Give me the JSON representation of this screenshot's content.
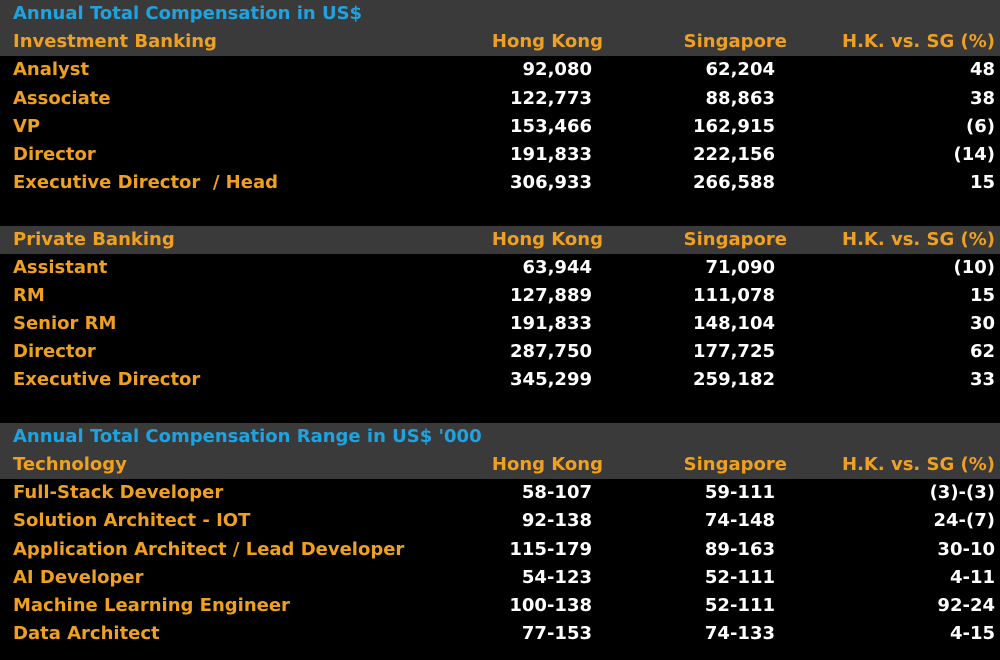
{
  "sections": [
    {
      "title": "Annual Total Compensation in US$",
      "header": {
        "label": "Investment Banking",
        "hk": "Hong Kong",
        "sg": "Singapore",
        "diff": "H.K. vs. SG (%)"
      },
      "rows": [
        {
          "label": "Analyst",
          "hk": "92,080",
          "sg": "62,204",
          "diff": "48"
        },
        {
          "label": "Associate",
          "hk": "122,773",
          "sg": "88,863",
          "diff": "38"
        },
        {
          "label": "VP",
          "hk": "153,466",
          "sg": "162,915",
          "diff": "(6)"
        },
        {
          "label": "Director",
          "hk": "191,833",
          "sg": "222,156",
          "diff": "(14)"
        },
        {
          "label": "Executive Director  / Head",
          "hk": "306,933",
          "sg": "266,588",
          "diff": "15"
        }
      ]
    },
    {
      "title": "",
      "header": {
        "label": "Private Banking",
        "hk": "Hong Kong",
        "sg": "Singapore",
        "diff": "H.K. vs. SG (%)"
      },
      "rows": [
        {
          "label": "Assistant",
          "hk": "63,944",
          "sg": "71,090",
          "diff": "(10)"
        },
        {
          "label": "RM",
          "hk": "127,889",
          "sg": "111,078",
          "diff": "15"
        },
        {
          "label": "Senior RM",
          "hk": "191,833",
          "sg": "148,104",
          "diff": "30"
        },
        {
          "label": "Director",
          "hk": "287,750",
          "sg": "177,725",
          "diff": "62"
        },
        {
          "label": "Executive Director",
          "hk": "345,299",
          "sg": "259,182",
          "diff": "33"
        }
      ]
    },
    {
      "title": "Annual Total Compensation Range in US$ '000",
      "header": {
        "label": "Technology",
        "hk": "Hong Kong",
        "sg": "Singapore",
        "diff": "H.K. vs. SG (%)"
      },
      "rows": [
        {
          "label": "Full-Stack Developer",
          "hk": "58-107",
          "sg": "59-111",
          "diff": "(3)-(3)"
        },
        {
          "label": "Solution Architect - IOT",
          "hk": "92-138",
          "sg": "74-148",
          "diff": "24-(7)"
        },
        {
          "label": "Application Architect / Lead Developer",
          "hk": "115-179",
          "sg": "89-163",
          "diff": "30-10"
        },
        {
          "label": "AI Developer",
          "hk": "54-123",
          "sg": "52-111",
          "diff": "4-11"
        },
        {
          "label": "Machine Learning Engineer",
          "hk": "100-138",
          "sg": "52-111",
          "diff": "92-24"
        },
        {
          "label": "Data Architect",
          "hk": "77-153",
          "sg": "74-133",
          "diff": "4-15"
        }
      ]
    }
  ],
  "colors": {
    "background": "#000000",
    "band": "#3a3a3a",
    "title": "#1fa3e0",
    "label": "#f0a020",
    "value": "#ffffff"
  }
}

==

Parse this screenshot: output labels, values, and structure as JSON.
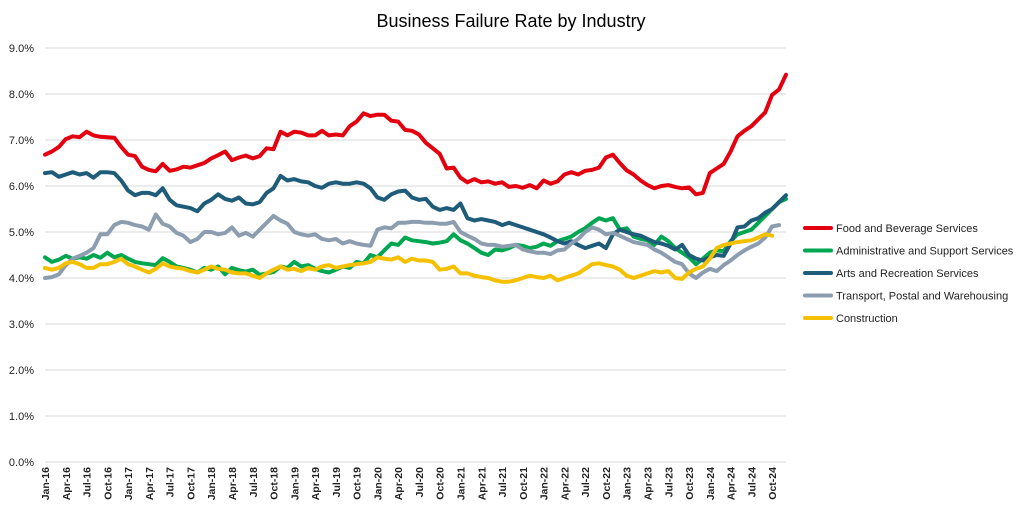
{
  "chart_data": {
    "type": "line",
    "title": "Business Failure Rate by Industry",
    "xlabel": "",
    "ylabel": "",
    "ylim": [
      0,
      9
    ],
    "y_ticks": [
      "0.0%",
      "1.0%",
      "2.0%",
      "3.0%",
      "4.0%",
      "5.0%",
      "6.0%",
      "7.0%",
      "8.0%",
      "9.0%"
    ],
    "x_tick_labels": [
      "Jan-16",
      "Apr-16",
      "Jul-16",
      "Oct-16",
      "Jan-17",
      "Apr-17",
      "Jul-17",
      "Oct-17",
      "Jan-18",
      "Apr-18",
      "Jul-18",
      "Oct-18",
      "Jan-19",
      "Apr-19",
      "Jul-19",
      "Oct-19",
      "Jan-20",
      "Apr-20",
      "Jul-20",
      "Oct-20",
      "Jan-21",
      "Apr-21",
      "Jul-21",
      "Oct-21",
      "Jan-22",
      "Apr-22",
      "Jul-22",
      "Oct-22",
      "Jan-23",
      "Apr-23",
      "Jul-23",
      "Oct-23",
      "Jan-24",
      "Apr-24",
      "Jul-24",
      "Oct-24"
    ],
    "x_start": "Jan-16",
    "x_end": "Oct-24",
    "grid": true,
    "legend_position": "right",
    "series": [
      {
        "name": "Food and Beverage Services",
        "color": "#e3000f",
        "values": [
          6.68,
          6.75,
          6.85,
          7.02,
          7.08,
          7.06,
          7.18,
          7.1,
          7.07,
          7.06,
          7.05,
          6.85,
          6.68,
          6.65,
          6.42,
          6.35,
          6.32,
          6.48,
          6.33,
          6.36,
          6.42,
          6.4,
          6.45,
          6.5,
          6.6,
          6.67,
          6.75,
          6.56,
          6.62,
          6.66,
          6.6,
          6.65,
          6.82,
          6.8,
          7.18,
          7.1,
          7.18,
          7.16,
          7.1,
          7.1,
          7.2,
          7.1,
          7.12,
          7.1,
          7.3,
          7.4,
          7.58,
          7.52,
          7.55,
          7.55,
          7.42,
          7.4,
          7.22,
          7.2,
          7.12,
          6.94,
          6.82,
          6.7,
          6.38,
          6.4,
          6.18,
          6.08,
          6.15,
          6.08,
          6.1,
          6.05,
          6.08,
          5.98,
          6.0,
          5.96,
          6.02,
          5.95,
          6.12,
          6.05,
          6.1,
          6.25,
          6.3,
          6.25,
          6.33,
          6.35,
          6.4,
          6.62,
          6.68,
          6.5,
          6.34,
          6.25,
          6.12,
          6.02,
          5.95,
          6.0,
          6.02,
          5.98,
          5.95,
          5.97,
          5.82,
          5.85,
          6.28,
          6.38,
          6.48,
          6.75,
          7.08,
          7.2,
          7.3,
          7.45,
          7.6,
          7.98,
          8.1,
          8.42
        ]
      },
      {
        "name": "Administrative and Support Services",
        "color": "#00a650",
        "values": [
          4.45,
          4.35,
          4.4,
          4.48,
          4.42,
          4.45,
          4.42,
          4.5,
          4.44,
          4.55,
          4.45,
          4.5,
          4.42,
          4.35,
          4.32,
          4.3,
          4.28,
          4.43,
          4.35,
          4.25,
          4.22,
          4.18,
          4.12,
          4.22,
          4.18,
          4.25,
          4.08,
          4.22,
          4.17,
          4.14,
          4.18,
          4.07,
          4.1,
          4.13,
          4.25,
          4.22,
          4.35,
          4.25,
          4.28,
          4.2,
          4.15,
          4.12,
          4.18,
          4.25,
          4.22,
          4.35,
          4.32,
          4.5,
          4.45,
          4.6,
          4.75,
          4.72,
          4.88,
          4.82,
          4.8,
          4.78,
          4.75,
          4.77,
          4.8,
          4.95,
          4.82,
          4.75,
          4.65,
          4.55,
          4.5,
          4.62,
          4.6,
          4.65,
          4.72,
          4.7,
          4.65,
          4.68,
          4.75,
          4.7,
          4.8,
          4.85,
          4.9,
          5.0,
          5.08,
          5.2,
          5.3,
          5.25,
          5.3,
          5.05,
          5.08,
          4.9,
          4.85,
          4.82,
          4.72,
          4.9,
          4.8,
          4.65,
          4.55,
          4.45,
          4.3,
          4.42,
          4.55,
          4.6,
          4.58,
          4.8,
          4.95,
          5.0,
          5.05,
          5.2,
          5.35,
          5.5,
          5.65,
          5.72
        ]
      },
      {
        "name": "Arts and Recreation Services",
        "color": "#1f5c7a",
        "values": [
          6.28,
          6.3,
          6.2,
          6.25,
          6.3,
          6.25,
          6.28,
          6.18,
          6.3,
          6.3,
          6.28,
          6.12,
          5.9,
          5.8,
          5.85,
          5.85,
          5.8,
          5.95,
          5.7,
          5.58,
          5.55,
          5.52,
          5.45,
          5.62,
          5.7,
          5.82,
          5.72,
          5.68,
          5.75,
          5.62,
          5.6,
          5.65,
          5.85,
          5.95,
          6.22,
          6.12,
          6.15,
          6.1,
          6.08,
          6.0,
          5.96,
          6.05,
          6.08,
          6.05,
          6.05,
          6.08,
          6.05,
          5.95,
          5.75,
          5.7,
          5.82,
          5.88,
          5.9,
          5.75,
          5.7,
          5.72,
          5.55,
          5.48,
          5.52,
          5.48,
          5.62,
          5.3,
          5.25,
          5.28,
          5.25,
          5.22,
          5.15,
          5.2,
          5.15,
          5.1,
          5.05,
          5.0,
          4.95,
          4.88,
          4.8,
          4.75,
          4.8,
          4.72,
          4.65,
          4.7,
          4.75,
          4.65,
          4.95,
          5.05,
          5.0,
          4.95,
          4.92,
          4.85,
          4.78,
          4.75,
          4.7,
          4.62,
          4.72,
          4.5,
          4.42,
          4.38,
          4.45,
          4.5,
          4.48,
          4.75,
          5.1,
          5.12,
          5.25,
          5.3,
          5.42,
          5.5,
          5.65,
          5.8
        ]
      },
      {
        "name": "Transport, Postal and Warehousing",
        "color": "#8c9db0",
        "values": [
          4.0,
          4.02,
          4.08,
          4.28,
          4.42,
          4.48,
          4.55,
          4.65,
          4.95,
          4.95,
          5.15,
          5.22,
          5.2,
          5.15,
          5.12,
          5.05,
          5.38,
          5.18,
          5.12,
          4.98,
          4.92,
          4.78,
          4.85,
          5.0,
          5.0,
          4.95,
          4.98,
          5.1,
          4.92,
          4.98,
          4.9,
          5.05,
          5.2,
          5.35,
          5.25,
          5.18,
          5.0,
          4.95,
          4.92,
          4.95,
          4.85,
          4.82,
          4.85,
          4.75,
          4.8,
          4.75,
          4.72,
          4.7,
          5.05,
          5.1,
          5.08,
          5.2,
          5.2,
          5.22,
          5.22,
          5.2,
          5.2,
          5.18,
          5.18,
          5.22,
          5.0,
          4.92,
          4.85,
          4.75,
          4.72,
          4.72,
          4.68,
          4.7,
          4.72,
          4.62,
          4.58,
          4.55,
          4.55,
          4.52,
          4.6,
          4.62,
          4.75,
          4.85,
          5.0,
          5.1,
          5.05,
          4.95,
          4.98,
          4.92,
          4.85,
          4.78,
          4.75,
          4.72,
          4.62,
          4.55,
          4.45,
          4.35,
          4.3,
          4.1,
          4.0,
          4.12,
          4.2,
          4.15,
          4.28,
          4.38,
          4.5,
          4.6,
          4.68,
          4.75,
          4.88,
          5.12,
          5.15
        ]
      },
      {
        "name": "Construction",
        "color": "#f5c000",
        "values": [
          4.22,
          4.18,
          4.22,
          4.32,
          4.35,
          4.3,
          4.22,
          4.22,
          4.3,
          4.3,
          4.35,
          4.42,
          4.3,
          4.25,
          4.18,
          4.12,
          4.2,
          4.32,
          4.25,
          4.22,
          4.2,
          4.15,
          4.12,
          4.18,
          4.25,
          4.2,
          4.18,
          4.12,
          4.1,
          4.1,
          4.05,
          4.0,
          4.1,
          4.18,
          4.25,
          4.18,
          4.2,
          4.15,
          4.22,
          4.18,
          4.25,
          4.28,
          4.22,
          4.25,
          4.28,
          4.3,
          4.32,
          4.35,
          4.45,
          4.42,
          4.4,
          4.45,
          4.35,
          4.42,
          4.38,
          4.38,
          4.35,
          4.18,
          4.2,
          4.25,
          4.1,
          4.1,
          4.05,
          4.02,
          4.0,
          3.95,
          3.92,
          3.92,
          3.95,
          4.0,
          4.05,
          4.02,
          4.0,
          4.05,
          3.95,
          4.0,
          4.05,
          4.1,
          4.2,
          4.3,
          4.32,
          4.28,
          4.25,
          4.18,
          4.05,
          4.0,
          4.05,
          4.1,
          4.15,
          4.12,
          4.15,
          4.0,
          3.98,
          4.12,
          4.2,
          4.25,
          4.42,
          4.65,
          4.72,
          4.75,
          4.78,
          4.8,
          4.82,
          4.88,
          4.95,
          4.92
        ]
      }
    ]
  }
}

** What the exercise asks **
Please list every line of the records that contains "screenshot".

** Answer below **
Give me the JSON representation of this screenshot's content.
Parse this screenshot: output labels, values, and structure as JSON.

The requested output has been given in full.